- SOURCE DOCUMENT -
* * * * *

Some may wonder how that is possible considering my loss. Sometimes I wonder how it is possible considering how broken my heart feels.

Today I feel blessed because I’ve been on this earth for 43 years ~ today is my birthday❤

Today I feel blessed because in those 43 years I have had a tremendous amount of love in my life.

Today I feel blessed because I know the love I feel is from God and, in opening my heart fully to Him, I have experienced His glory in way that is indescribable.

Today I feel blessed because, even though I long for and miss Anna and Abigail more than anyone can imagine, I know that they are in Heaven experiencing that same love, the greatest love, in its purest form ALL THE TIME and without any pain or suffering. I am so grateful for this because pain and suffering sucks (just saying).

Today I feel blessed because little Alice took my face in her hands, looked me in the eyes and put her little lips against mine ~ her way of kissing her mama on her birthday❤

Today I feel blessed because I wake up each morning to a man who loves God with all his heart, loves his wife with all his heart and loves his children with all his heart.

Today I feel blessed to be the mom/Susan of 5 amazing kids. I am so proud of each one of them and truly can’t imagine my world without them no matter where they are.

Today I feel blessed because I have a family that loves me unconditionally and is there for me no matter what. I also feel incredibly blessed that I will have seen and spent time with all of them, Ohio and England family, during the months of May and June.

* * * * *

- SUPPLIED INFORMATION -
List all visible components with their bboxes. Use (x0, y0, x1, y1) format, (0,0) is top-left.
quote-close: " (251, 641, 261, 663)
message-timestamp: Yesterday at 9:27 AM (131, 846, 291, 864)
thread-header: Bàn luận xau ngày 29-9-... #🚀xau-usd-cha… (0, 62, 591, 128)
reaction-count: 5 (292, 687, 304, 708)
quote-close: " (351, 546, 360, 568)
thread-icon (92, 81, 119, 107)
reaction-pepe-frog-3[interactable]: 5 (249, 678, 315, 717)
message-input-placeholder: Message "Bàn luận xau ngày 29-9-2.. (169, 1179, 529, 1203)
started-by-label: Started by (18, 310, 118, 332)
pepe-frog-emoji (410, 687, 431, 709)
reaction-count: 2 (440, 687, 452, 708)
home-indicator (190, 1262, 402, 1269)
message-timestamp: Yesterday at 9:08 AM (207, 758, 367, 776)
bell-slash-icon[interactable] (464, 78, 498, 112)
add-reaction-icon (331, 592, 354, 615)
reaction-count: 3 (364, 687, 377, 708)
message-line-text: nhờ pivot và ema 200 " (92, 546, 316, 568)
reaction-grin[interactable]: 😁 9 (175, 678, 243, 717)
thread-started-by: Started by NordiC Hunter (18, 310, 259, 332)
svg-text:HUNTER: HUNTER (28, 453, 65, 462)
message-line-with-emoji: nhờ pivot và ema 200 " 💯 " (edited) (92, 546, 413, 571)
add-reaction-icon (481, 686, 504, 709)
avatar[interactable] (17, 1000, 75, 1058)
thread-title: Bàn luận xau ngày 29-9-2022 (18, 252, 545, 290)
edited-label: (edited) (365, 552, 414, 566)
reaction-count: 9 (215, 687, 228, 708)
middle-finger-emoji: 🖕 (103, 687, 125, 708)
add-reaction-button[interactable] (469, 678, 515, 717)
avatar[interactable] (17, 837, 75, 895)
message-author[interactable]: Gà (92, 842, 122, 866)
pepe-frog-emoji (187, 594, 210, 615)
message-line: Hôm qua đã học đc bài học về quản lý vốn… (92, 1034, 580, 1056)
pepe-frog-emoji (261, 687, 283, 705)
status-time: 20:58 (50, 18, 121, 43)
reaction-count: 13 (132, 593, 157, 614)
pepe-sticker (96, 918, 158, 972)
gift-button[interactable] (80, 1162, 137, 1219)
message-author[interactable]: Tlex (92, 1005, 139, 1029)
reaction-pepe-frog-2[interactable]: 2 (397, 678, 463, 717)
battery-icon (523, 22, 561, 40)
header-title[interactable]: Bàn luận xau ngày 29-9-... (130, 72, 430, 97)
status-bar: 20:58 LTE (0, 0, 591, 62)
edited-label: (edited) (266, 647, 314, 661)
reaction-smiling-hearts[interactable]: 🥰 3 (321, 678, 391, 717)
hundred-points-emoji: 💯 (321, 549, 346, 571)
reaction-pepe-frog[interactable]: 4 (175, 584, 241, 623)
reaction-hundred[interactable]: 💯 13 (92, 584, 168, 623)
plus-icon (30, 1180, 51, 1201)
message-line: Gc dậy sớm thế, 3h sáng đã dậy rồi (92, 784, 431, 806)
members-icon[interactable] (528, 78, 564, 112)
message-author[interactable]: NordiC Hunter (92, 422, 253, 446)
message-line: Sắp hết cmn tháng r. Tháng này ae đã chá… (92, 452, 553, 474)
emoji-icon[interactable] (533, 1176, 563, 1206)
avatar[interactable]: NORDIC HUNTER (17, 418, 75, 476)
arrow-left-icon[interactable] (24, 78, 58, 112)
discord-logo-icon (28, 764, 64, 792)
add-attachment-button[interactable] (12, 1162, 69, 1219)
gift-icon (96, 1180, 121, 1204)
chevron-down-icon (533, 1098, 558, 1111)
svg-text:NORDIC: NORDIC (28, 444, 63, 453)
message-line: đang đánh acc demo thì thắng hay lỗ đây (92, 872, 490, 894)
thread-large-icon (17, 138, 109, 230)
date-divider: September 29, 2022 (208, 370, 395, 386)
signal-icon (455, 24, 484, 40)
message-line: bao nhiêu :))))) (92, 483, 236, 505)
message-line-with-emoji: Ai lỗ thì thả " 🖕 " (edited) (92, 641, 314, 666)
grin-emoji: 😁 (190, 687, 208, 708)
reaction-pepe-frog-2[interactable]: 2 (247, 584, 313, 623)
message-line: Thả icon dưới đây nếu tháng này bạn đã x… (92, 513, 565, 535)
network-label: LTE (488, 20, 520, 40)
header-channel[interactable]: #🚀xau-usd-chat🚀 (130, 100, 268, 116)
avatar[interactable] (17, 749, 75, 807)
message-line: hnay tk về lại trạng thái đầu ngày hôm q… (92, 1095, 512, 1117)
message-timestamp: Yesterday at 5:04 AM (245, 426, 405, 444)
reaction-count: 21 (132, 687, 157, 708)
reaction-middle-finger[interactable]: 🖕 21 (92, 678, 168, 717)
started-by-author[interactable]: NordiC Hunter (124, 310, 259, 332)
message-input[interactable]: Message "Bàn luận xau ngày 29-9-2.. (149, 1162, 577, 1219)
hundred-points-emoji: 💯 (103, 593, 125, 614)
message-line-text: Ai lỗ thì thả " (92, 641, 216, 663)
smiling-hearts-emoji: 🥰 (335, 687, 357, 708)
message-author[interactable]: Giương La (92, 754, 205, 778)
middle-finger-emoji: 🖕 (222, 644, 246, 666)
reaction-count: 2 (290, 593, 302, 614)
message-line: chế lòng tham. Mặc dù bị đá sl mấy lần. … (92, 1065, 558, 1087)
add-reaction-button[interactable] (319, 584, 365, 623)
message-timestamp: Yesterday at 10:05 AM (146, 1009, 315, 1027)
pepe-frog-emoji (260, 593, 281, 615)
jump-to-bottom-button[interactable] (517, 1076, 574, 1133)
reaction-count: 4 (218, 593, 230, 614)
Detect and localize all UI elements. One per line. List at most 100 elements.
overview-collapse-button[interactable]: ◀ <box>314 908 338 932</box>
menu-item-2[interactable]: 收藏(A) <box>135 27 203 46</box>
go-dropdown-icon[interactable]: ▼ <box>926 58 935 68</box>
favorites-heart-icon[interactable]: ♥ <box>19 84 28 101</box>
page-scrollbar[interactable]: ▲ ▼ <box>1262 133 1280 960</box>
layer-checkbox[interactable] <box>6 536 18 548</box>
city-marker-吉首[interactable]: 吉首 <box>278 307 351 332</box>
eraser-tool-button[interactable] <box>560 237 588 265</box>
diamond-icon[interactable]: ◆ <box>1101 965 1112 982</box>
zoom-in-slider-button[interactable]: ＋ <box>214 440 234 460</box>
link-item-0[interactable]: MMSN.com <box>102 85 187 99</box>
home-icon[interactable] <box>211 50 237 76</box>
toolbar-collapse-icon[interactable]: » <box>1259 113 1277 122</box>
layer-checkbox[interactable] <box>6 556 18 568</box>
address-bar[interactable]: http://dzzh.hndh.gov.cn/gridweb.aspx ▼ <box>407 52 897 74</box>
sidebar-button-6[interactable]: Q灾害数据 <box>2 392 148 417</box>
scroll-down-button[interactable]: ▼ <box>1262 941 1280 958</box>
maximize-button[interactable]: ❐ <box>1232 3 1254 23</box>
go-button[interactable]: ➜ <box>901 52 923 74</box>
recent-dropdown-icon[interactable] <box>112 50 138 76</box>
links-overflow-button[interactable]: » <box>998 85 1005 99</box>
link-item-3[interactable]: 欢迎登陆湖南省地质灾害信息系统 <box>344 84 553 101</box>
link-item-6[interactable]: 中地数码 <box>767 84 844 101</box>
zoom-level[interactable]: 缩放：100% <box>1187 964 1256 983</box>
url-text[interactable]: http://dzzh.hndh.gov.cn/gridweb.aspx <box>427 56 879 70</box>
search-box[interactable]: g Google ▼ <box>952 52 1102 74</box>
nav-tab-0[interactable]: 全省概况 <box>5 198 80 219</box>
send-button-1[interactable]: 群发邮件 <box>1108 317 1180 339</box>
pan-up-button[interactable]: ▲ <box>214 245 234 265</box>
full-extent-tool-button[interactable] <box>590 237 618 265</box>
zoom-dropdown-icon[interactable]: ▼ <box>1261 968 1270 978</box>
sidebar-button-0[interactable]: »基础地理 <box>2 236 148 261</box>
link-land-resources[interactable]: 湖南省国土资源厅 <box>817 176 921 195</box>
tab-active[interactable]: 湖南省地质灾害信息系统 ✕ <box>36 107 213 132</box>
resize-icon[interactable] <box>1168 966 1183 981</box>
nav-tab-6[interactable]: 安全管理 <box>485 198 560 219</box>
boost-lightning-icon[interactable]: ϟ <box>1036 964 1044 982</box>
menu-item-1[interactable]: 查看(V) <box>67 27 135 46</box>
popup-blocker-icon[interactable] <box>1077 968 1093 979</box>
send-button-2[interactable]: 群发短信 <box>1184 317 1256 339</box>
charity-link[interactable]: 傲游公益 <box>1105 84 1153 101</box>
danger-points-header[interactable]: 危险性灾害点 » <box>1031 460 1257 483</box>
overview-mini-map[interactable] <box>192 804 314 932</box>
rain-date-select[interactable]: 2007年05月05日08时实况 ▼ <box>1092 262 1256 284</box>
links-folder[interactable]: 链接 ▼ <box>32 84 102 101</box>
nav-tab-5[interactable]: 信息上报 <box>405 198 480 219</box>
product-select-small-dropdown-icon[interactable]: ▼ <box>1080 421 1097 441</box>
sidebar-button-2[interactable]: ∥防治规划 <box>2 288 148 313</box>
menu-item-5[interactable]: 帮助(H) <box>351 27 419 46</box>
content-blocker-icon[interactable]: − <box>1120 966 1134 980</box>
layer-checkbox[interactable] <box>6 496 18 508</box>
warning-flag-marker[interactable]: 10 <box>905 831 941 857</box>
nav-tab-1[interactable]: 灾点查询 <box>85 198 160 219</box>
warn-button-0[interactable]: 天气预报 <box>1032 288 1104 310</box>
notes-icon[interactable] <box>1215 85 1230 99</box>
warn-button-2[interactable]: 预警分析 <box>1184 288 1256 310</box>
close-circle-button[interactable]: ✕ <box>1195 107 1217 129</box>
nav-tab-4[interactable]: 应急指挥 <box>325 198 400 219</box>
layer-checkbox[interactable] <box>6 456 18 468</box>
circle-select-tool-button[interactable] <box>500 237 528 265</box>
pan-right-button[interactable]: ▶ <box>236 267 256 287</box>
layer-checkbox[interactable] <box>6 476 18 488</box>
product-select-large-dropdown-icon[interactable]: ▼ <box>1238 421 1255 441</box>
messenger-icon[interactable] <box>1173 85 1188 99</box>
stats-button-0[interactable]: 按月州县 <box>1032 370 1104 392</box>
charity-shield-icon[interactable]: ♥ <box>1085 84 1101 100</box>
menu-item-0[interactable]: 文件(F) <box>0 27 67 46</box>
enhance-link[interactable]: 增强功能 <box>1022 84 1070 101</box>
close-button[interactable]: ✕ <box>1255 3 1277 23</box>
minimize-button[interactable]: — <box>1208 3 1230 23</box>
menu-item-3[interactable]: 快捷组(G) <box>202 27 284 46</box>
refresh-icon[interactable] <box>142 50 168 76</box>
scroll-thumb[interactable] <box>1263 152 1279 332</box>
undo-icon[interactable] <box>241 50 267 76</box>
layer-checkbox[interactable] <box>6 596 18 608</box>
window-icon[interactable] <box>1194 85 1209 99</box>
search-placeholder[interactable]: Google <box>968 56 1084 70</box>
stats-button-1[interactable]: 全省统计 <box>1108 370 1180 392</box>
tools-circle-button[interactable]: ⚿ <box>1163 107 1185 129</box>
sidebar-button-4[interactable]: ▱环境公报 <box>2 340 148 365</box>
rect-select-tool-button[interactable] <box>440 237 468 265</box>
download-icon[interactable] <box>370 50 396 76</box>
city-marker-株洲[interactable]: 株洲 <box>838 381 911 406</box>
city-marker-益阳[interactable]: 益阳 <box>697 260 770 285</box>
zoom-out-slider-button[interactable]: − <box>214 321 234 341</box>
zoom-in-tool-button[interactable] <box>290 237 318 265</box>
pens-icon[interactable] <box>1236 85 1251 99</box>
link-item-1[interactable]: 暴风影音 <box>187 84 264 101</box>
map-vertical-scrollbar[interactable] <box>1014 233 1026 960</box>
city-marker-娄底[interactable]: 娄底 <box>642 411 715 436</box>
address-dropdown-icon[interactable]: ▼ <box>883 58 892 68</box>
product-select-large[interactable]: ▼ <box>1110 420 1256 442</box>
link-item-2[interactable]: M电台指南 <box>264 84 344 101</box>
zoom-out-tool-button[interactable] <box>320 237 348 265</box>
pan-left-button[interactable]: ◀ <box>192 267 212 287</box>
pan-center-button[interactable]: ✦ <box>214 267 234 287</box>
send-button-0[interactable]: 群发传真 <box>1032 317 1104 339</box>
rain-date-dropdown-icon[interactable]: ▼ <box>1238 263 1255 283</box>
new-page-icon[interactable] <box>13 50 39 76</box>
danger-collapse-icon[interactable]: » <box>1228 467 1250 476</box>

* * * * *

- WHAT TO DO -
- 1) In the birthday post, what did little Alice do to kiss her mama on her birthday?
- 2) Write the next part of the birthday post, picking up after its last sentence.

- TASK-BY-TASK RESULTS -
- 1) She took her mama's face in her hands, looked her in the eyes and put her little lips against her mama's.

- 2)
Today I feel blessed because I have amazing friends that love us, stand by us and who continue to help us navigate through each day by making us smile and by letting us know that Anna and Abigail will never be forgotten. They do this simply by just showing up, always.

Today I feel blessed to live in a small town where people love each other and take care of one another. I love our community so much and can’t imagine ever calling any other place home.

Today I feel blessed because Love Rocks are making their way around the world and are spreading Love and Joy to so many people who need it the most. I am so grateful to everyone in the Love Rocks community for joining us on the journey and for helping us to honor Anna and Abigail’s love drenched lives. This community means the world to me and I am honored to be a part of it.

Today, Memorial Day,  I feel blessed that I live in a country that is free and I am so grateful to the men and woman who have fought for that freedom. Many of those individuals are experiencing the same great love as Anna and Abigail…I am grateful for their ultimate sacrifice.

Today I feel blessed that the sun is shining, the birds are singing and Linus is being mellow  for once ~ wait, he just brought me one of my shoes.